-- START --

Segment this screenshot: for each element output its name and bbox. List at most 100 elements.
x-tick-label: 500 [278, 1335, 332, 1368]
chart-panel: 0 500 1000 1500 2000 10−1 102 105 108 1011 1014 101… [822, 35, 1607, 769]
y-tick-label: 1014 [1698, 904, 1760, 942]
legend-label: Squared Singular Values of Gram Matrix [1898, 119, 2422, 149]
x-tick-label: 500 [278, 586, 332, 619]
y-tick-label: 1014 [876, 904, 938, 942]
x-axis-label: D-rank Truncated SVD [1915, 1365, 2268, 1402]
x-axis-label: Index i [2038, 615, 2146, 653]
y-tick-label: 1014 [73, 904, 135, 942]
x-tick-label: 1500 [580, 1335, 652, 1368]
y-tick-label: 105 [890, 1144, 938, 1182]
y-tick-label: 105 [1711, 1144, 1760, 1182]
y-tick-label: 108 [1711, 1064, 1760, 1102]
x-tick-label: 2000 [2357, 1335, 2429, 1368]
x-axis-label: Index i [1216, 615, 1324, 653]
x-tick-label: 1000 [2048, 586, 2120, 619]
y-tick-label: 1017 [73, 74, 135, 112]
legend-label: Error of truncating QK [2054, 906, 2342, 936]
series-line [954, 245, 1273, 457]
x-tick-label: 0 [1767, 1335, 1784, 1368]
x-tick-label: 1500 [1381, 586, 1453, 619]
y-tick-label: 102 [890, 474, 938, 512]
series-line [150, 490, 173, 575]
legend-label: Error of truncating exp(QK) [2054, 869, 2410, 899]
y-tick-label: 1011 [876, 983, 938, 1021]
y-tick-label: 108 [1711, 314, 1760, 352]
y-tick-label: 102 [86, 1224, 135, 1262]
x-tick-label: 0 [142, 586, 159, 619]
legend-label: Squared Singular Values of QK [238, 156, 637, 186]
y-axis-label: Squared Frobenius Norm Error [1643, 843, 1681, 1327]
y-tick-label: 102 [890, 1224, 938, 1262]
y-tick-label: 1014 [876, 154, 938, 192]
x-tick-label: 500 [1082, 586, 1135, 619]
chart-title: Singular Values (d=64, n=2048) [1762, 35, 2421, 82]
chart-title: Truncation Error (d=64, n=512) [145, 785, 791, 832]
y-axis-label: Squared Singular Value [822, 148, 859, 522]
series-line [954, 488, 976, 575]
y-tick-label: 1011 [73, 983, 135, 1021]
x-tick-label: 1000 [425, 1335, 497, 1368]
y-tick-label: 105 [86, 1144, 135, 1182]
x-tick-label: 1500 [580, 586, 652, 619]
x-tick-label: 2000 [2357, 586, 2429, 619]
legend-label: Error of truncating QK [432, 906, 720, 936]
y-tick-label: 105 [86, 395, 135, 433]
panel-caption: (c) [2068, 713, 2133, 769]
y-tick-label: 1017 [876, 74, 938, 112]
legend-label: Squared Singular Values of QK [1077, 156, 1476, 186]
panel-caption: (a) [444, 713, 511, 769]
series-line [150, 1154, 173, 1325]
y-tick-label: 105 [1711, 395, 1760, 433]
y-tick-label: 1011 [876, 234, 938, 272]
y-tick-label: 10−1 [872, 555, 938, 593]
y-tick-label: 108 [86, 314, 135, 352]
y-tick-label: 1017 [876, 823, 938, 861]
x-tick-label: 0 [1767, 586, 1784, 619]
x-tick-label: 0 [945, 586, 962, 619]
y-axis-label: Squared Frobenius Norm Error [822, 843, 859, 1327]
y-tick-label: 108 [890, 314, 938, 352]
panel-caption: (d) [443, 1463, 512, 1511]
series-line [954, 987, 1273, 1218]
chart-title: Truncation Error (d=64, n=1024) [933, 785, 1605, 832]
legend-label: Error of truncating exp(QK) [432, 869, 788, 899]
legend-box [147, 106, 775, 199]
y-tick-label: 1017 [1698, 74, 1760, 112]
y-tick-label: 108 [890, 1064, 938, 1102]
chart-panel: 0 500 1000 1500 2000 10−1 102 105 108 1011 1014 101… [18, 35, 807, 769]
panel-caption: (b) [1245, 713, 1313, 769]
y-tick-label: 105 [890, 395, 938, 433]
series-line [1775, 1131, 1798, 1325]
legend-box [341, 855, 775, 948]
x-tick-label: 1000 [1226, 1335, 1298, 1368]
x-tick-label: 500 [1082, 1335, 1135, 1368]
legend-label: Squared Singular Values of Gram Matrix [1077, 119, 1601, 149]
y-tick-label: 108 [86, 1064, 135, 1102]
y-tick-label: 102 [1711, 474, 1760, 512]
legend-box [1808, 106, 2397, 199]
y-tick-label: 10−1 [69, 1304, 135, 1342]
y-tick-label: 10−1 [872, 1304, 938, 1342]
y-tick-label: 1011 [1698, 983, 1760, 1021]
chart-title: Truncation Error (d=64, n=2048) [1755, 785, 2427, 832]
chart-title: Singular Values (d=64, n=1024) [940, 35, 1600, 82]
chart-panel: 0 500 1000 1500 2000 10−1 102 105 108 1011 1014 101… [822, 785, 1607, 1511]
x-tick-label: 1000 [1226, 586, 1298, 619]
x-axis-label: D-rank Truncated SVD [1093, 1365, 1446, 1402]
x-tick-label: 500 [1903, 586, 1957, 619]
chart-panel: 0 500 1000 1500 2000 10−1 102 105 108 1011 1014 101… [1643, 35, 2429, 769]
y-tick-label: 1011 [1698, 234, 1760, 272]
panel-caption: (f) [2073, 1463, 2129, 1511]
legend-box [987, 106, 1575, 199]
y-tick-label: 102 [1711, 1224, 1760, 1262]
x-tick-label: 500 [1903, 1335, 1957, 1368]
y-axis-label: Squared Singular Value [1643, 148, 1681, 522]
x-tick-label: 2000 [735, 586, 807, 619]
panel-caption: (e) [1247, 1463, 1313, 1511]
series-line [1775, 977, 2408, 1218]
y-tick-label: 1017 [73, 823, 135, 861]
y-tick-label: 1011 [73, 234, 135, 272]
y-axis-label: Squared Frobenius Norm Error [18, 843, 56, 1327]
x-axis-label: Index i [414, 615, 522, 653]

-- END --

Your goal
Transcribe the lines of the records without any changes, beginning at the first line and stopping after the line that contains "y-tick-label: 105 [1711, 1144, 1760, 1182]".

Solution
Segment this screenshot: for each element output its name and bbox. List at most 100 elements.
x-tick-label: 500 [278, 1335, 332, 1368]
chart-panel: 0 500 1000 1500 2000 10−1 102 105 108 1011 1014 101… [822, 35, 1607, 769]
y-tick-label: 1014 [1698, 904, 1760, 942]
legend-label: Squared Singular Values of Gram Matrix [1898, 119, 2422, 149]
x-tick-label: 500 [278, 586, 332, 619]
y-tick-label: 1014 [876, 904, 938, 942]
x-axis-label: D-rank Truncated SVD [1915, 1365, 2268, 1402]
x-axis-label: Index i [2038, 615, 2146, 653]
y-tick-label: 1014 [73, 904, 135, 942]
x-tick-label: 1500 [580, 1335, 652, 1368]
y-tick-label: 105 [890, 1144, 938, 1182]
y-tick-label: 105 [1711, 1144, 1760, 1182]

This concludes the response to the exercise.